-- Begin Material provided --

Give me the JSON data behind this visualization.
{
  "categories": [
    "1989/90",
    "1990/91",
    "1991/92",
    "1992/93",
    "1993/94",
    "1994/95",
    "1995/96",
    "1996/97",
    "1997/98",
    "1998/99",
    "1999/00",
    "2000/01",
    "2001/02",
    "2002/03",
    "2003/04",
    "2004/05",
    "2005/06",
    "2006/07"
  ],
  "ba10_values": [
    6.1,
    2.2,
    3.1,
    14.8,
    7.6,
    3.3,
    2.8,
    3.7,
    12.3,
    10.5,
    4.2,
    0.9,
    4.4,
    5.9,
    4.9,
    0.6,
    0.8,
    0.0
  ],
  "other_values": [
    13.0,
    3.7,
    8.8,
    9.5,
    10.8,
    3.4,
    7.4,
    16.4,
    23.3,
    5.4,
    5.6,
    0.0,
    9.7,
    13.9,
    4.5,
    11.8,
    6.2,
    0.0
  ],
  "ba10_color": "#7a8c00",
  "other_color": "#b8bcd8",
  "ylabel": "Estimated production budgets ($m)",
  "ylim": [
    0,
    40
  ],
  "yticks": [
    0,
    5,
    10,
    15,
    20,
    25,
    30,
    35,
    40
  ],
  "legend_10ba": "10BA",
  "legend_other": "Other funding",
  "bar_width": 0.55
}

-- End Material provided --

Task details —
Return each entry from the material above exactly as it appears.

Response to the exercise —
Give me the JSON data behind this visualization.
{
  "categories": [
    "1989/90",
    "1990/91",
    "1991/92",
    "1992/93",
    "1993/94",
    "1994/95",
    "1995/96",
    "1996/97",
    "1997/98",
    "1998/99",
    "1999/00",
    "2000/01",
    "2001/02",
    "2002/03",
    "2003/04",
    "2004/05",
    "2005/06",
    "2006/07"
  ],
  "ba10_values": [
    6.1,
    2.2,
    3.1,
    14.8,
    7.6,
    3.3,
    2.8,
    3.7,
    12.3,
    10.5,
    4.2,
    0.9,
    4.4,
    5.9,
    4.9,
    0.6,
    0.8,
    0.0
  ],
  "other_values": [
    13.0,
    3.7,
    8.8,
    9.5,
    10.8,
    3.4,
    7.4,
    16.4,
    23.3,
    5.4,
    5.6,
    0.0,
    9.7,
    13.9,
    4.5,
    11.8,
    6.2,
    0.0
  ],
  "ba10_color": "#7a8c00",
  "other_color": "#b8bcd8",
  "ylabel": "Estimated production budgets ($m)",
  "ylim": [
    0,
    40
  ],
  "yticks": [
    0,
    5,
    10,
    15,
    20,
    25,
    30,
    35,
    40
  ],
  "legend_10ba": "10BA",
  "legend_other": "Other funding",
  "bar_width": 0.55
}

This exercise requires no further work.